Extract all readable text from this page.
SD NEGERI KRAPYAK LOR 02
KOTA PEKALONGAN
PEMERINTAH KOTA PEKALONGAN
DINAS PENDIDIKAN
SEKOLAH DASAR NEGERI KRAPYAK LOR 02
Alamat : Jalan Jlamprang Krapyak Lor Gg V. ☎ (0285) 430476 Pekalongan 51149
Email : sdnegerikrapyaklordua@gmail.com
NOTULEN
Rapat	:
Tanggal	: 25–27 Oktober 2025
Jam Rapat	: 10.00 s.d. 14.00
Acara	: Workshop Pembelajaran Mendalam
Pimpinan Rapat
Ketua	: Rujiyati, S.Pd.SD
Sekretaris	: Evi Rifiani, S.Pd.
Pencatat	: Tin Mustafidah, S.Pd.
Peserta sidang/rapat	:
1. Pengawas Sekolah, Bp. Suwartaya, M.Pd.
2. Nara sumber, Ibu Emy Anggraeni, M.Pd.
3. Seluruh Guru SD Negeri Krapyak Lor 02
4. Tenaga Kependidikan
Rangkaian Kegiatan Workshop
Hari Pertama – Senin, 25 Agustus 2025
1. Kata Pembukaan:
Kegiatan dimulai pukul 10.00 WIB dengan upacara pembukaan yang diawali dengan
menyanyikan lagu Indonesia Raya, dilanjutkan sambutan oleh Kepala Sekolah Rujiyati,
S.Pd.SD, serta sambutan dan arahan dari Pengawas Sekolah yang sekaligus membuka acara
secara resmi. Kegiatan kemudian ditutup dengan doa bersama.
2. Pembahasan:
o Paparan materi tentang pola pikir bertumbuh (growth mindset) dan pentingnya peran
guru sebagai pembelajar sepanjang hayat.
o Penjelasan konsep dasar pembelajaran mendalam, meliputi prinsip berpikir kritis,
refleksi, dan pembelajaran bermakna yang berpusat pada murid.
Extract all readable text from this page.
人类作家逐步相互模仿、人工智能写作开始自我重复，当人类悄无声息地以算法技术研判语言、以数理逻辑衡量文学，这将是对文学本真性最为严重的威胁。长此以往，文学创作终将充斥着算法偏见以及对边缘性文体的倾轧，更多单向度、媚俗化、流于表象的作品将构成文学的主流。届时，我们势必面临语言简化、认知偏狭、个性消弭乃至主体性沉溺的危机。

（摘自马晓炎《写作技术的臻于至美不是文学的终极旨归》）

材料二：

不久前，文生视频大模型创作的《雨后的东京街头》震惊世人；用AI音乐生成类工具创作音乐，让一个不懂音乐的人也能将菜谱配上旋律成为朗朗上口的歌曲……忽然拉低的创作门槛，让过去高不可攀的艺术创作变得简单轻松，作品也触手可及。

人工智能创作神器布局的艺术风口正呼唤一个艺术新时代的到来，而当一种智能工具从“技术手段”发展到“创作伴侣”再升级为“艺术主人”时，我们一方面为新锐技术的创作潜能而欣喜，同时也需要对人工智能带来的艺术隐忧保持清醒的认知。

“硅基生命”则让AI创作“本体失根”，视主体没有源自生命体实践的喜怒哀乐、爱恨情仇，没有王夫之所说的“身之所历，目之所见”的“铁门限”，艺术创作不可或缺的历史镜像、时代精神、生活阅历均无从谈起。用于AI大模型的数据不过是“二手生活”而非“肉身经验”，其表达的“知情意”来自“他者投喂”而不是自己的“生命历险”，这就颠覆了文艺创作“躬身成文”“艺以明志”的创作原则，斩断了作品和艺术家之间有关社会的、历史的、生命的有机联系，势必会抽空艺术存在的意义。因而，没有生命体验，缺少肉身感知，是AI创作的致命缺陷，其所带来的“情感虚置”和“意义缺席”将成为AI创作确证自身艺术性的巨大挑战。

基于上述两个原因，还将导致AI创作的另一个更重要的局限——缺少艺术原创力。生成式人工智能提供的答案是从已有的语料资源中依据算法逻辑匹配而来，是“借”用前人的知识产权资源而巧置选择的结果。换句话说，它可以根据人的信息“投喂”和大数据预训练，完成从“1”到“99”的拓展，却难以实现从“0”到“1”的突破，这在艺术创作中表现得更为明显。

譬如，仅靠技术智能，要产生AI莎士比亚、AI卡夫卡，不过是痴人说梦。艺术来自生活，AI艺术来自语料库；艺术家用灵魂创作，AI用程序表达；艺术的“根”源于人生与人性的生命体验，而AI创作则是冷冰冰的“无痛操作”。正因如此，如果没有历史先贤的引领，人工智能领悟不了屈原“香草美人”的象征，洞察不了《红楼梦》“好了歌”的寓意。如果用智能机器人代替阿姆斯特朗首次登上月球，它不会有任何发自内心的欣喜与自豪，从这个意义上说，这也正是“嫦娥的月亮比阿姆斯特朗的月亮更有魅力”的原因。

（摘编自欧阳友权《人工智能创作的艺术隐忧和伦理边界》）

________________________________________

=== WORK TO DO ===
Extract the data in full. Keep it word for word.

=== TASK SOLUTION ===
Extract all readable text from this page.
SD NEGERI KRAPYAK LOR 02
KOTA PEKALONGAN
PEMERINTAH KOTA PEKALONGAN
DINAS PENDIDIKAN
SEKOLAH DASAR NEGERI KRAPYAK LOR 02
Alamat : Jalan Jlamprang Krapyak Lor Gg V. ☎ (0285) 430476 Pekalongan 51149
Email : sdnegerikrapyaklordua@gmail.com
NOTULEN
Rapat	:
Tanggal	: 25–27 Oktober 2025
Jam Rapat	: 10.00 s.d. 14.00
Acara	: Workshop Pembelajaran Mendalam
Pimpinan Rapat
Ketua	: Rujiyati, S.Pd.SD
Sekretaris	: Evi Rifiani, S.Pd.
Pencatat	: Tin Mustafidah, S.Pd.
Peserta sidang/rapat	:
1. Pengawas Sekolah, Bp. Suwartaya, M.Pd.
2. Nara sumber, Ibu Emy Anggraeni, M.Pd.
3. Seluruh Guru SD Negeri Krapyak Lor 02
4. Tenaga Kependidikan
Rangkaian Kegiatan Workshop
Hari Pertama – Senin, 25 Agustus 2025
1. Kata Pembukaan:
Kegiatan dimulai pukul 10.00 WIB dengan upacara pembukaan yang diawali dengan
menyanyikan lagu Indonesia Raya, dilanjutkan sambutan oleh Kepala Sekolah Rujiyati,
S.Pd.SD, serta sambutan dan arahan dari Pengawas Sekolah yang sekaligus membuka acara
secara resmi. Kegiatan kemudian ditutup dengan doa bersama.
2. Pembahasan:
o Paparan materi tentang pola pikir bertumbuh (growth mindset) dan pentingnya peran
guru sebagai pembelajar sepanjang hayat.
o Penjelasan konsep dasar pembelajaran mendalam, meliputi prinsip berpikir kritis,
refleksi, dan pembelajaran bermakna yang berpusat pada murid.
Extract all readable text from this page.
人类作家逐步相互模仿、人工智能写作开始自我重复，当人类悄无声息地以算法技术研判语言、以数理逻辑衡量文学，这将是对文学本真性最为严重的威胁。长此以往，文学创作终将充斥着算法偏见以及对边缘性文体的倾轧，更多单向度、媚俗化、流于表象的作品将构成文学的主流。届时，我们势必面临语言简化、认知偏狭、个性消弭乃至主体性沉溺的危机。

（摘自马晓炎《写作技术的臻于至美不是文学的终极旨归》）

材料二：

不久前，文生视频大模型创作的《雨后的东京街头》震惊世人；用AI音乐生成类工具创作音乐，让一个不懂音乐的人也能将菜谱配上旋律成为朗朗上口的歌曲……忽然拉低的创作门槛，让过去高不可攀的艺术创作变得简单轻松，作品也触手可及。

人工智能创作神器布局的艺术风口正呼唤一个艺术新时代的到来，而当一种智能工具从“技术手段”发展到“创作伴侣”再升级为“艺术主人”时，我们一方面为新锐技术的创作潜能而欣喜，同时也需要对人工智能带来的艺术隐忧保持清醒的认知。

“硅基生命”则让AI创作“本体失根”，视主体没有源自生命体实践的喜怒哀乐、爱恨情仇，没有王夫之所说的“身之所历，目之所见”的“铁门限”，艺术创作不可或缺的历史镜像、时代精神、生活阅历均无从谈起。用于AI大模型的数据不过是“二手生活”而非“肉身经验”，其表达的“知情意”来自“他者投喂”而不是自己的“生命历险”，这就颠覆了文艺创作“躬身成文”“艺以明志”的创作原则，斩断了作品和艺术家之间有关社会的、历史的、生命的有机联系，势必会抽空艺术存在的意义。因而，没有生命体验，缺少肉身感知，是AI创作的致命缺陷，其所带来的“情感虚置”和“意义缺席”将成为AI创作确证自身艺术性的巨大挑战。

基于上述两个原因，还将导致AI创作的另一个更重要的局限——缺少艺术原创力。生成式人工智能提供的答案是从已有的语料资源中依据算法逻辑匹配而来，是“借”用前人的知识产权资源而巧置选择的结果。换句话说，它可以根据人的信息“投喂”和大数据预训练，完成从“1”到“99”的拓展，却难以实现从“0”到“1”的突破，这在艺术创作中表现得更为明显。

譬如，仅靠技术智能，要产生AI莎士比亚、AI卡夫卡，不过是痴人说梦。艺术来自生活，AI艺术来自语料库；艺术家用灵魂创作，AI用程序表达；艺术的“根”源于人生与人性的生命体验，而AI创作则是冷冰冰的“无痛操作”。正因如此，如果没有历史先贤的引领，人工智能领悟不了屈原“香草美人”的象征，洞察不了《红楼梦》“好了歌”的寓意。如果用智能机器人代替阿姆斯特朗首次登上月球，它不会有任何发自内心的欣喜与自豪，从这个意义上说，这也正是“嫦娥的月亮比阿姆斯特朗的月亮更有魅力”的原因。

（摘编自欧阳友权《人工智能创作的艺术隐忧和伦理边界》）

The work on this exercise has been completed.